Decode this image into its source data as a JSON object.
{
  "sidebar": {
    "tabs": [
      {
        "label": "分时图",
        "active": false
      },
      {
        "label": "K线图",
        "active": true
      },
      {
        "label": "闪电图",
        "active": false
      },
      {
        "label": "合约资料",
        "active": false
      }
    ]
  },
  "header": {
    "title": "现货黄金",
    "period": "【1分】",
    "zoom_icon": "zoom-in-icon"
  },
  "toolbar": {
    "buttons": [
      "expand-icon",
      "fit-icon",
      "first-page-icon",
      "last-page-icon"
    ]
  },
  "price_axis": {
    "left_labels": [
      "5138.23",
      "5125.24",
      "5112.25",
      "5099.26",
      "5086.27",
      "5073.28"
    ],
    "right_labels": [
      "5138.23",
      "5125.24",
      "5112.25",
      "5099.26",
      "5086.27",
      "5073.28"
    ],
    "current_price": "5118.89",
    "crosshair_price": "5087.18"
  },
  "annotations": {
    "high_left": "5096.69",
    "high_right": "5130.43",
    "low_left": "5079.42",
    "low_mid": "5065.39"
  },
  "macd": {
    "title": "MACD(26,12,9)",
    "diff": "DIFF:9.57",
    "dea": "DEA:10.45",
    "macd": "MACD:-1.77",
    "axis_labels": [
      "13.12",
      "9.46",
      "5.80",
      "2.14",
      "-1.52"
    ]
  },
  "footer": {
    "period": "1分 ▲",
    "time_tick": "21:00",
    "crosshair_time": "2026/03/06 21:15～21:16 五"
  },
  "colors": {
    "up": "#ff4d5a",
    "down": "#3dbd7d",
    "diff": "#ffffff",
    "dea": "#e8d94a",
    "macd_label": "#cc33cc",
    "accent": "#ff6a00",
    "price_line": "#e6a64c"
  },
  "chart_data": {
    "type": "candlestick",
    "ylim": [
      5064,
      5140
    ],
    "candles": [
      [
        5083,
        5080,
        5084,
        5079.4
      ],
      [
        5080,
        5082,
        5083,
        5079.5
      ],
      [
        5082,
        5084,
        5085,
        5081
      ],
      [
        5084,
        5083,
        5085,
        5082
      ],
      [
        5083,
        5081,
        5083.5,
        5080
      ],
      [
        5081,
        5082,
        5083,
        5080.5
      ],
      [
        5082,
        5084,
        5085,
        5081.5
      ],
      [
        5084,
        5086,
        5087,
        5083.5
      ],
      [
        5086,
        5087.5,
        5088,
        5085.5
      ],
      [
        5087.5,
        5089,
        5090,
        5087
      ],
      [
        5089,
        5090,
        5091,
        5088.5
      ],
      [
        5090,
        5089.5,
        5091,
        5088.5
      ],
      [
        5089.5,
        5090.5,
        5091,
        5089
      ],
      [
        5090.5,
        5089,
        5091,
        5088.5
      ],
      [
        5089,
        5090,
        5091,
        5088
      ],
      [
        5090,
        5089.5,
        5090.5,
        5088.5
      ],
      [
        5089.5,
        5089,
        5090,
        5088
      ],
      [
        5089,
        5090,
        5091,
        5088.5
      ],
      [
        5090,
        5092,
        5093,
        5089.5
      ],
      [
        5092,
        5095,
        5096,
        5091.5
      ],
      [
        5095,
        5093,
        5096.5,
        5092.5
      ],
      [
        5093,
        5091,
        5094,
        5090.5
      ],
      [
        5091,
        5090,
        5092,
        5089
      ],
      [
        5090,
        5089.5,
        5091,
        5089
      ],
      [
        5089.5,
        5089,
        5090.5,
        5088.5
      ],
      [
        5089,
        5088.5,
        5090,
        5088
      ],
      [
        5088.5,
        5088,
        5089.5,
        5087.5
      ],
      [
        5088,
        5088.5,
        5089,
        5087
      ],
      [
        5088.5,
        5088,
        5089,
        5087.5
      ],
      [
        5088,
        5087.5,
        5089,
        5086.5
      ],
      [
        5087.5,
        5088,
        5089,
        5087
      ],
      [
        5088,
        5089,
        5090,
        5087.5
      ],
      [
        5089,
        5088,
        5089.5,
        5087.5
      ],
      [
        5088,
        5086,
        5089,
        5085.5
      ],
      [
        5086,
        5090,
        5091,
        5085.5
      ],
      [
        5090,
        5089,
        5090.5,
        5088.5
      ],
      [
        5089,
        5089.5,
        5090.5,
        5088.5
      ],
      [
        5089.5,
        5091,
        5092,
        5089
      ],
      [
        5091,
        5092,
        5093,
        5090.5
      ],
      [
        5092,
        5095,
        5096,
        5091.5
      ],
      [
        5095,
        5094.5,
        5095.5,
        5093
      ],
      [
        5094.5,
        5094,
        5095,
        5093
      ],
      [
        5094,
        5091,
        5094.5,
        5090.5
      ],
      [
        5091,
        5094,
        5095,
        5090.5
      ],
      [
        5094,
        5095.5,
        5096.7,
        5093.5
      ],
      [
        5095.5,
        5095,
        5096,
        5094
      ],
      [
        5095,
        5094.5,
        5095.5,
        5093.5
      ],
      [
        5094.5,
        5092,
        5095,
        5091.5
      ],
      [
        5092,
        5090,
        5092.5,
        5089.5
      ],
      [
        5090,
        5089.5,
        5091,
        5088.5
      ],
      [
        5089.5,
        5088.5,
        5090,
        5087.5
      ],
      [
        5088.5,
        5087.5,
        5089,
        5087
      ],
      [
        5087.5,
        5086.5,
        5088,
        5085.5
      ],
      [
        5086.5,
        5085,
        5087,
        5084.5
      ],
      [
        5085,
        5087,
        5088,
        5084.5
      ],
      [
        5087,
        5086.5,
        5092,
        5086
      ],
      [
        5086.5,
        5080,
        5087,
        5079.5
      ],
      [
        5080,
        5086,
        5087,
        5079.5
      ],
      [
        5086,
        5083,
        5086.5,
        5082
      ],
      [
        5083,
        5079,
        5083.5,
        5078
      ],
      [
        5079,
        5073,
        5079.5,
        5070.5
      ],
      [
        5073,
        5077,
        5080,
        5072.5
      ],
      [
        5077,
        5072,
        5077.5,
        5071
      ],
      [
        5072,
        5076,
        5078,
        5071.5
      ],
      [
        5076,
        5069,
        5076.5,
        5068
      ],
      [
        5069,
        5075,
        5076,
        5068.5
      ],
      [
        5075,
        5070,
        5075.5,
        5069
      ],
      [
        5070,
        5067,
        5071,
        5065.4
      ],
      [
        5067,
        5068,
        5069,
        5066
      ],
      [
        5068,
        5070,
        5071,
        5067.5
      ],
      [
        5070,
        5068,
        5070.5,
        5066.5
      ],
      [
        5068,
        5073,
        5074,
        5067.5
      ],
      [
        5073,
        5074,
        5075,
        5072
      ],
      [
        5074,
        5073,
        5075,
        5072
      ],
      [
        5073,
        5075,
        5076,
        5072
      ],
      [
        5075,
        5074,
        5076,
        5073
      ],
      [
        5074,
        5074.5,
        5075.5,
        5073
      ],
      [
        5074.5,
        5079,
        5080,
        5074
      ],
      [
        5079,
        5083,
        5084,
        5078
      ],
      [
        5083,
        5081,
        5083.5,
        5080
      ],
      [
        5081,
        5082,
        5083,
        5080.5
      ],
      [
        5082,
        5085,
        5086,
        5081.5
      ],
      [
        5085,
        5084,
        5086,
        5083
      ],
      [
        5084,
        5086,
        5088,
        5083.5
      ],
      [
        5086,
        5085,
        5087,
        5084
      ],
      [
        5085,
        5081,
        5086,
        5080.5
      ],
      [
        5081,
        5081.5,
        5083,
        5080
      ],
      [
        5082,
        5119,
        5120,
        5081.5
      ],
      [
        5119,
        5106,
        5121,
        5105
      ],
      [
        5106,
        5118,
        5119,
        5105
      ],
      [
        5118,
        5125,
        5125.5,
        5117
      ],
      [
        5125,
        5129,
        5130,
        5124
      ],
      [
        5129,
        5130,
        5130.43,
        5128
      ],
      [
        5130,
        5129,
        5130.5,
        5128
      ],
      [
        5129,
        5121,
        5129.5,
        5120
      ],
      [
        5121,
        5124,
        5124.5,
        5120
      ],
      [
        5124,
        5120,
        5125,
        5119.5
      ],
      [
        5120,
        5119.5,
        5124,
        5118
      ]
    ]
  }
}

= = = = =

**EXERCISE DESCRIPTION**
Scan the material above for the word "icon". Copy each line where it occurs.

**SOLUTION FOR THIS PROBLEM**
    "zoom_icon": "zoom-in-icon"
      "expand-icon",
      "fit-icon",
      "first-page-icon",
      "last-page-icon"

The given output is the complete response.